Rewrite the items from the beginning through the line containing "staticText: Lilith Pass (58, 278, 345, 356)", inclusive, replacing "Close" with "Exit" and leaving everything else as it is.
* start Supplied entries *
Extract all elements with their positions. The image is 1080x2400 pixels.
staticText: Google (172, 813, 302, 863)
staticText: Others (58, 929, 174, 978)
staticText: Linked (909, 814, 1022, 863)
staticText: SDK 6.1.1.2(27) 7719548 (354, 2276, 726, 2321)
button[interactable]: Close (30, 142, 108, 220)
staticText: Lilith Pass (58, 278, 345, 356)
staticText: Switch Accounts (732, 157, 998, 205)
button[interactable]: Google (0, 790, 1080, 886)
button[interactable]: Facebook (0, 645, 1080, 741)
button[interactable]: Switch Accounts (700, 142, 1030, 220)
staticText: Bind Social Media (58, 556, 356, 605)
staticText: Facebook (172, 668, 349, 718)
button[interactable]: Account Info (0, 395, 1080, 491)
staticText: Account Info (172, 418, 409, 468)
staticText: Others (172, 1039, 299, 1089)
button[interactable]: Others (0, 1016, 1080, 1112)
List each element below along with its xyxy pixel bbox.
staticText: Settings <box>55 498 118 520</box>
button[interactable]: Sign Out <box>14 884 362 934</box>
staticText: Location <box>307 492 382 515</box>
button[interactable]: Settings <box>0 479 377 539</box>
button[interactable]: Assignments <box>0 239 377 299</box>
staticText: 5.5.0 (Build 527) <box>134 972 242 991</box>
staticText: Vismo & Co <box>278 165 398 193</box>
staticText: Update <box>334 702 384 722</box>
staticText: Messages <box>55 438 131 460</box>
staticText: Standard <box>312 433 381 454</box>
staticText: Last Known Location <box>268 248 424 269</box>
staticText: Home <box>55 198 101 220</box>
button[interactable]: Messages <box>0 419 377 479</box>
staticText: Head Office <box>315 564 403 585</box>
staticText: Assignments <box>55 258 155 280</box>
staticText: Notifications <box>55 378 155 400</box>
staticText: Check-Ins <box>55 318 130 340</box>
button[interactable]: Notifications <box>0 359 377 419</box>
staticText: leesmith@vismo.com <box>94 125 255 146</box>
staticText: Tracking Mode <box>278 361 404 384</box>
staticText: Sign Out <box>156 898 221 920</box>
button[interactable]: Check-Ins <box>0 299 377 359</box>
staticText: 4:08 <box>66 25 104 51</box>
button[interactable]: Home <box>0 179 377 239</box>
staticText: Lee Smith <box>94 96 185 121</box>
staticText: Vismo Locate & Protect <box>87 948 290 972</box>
* end Supplied entries *
§ Answer to the task
Extract all elements with their positions. The image is 1080x2400 pixels.
staticText: Google (172, 813, 302, 863)
staticText: Others (58, 929, 174, 978)
staticText: Linked (909, 814, 1022, 863)
staticText: SDK 6.1.1.2(27) 7719548 (354, 2276, 726, 2321)
button[interactable]: Exit (30, 142, 108, 220)
staticText: Lilith Pass (58, 278, 345, 356)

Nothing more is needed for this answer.